Stored items from a collection:
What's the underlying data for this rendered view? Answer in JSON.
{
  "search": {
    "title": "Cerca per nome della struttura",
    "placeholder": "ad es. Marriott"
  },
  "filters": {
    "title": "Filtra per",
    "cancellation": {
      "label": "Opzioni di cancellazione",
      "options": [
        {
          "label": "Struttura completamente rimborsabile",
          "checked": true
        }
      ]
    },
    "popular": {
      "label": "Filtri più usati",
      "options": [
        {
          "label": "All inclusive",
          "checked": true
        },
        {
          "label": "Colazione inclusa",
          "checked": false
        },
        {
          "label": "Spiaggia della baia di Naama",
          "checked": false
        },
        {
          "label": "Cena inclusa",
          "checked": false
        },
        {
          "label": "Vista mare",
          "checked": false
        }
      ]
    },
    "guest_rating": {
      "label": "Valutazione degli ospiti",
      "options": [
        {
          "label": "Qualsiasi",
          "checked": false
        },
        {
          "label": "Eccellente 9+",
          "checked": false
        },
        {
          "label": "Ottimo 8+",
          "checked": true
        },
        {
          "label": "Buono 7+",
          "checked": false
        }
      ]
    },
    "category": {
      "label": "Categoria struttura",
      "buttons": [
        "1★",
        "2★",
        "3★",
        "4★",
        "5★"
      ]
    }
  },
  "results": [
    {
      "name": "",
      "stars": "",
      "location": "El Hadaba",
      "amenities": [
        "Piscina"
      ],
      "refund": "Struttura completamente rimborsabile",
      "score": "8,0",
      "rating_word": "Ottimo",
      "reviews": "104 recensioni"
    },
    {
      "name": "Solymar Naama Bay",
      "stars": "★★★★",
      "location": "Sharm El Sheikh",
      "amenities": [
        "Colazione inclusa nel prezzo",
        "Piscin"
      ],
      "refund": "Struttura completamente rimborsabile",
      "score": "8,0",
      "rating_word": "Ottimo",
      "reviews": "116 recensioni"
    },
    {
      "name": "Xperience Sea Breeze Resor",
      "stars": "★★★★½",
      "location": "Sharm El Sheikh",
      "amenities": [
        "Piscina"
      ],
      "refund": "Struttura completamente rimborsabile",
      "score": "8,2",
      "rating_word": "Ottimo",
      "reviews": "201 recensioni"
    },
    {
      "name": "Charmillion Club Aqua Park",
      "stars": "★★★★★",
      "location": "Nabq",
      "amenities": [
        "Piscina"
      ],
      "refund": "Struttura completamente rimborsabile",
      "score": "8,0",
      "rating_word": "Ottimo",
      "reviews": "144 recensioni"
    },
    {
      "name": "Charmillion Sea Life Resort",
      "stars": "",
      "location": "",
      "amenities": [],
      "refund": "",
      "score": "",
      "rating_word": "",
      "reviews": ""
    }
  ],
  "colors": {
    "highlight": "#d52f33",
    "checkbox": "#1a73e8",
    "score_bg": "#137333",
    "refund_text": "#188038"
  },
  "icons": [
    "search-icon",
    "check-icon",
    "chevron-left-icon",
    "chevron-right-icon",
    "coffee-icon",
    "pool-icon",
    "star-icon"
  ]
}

What is being asked: Give a word-for-word copy of the records.

Task result:
What's the underlying data for this rendered view? Answer in JSON.
{
  "search": {
    "title": "Cerca per nome della struttura",
    "placeholder": "ad es. Marriott"
  },
  "filters": {
    "title": "Filtra per",
    "cancellation": {
      "label": "Opzioni di cancellazione",
      "options": [
        {
          "label": "Struttura completamente rimborsabile",
          "checked": true
        }
      ]
    },
    "popular": {
      "label": "Filtri più usati",
      "options": [
        {
          "label": "All inclusive",
          "checked": true
        },
        {
          "label": "Colazione inclusa",
          "checked": false
        },
        {
          "label": "Spiaggia della baia di Naama",
          "checked": false
        },
        {
          "label": "Cena inclusa",
          "checked": false
        },
        {
          "label": "Vista mare",
          "checked": false
        }
      ]
    },
    "guest_rating": {
      "label": "Valutazione degli ospiti",
      "options": [
        {
          "label": "Qualsiasi",
          "checked": false
        },
        {
          "label": "Eccellente 9+",
          "checked": false
        },
        {
          "label": "Ottimo 8+",
          "checked": true
        },
        {
          "label": "Buono 7+",
          "checked": false
        }
      ]
    },
    "category": {
      "label": "Categoria struttura",
      "buttons": [
        "1★",
        "2★",
        "3★",
        "4★",
        "5★"
      ]
    }
  },
  "results": [
    {
      "name": "",
      "stars": "",
      "location": "El Hadaba",
      "amenities": [
        "Piscina"
      ],
      "refund": "Struttura completamente rimborsabile",
      "score": "8,0",
      "rating_word": "Ottimo",
      "reviews": "104 recensioni"
    },
    {
      "name": "Solymar Naama Bay",
      "stars": "★★★★",
      "location": "Sharm El Sheikh",
      "amenities": [
        "Colazione inclusa nel prezzo",
        "Piscin"
      ],
      "refund": "Struttura completamente rimborsabile",
      "score": "8,0",
      "rating_word": "Ottimo",
      "reviews": "116 recensioni"
    },
    {
      "name": "Xperience Sea Breeze Resor",
      "stars": "★★★★½",
      "location": "Sharm El Sheikh",
      "amenities": [
        "Piscina"
      ],
      "refund": "Struttura completamente rimborsabile",
      "score": "8,2",
      "rating_word": "Ottimo",
      "reviews": "201 recensioni"
    },
    {
      "name": "Charmillion Club Aqua Park",
      "stars": "★★★★★",
      "location": "Nabq",
      "amenities": [
        "Piscina"
      ],
      "refund": "Struttura completamente rimborsabile",
      "score": "8,0",
      "rating_word": "Ottimo",
      "reviews": "144 recensioni"
    },
    {
      "name": "Charmillion Sea Life Resort",
      "stars": "",
      "location": "",
      "amenities": [],
      "refund": "",
      "score": "",
      "rating_word": "",
      "reviews": ""
    }
  ],
  "colors": {
    "highlight": "#d52f33",
    "checkbox": "#1a73e8",
    "score_bg": "#137333",
    "refund_text": "#188038"
  },
  "icons": [
    "search-icon",
    "check-icon",
    "chevron-left-icon",
    "chevron-right-icon",
    "coffee-icon",
    "pool-icon",
    "star-icon"
  ]
}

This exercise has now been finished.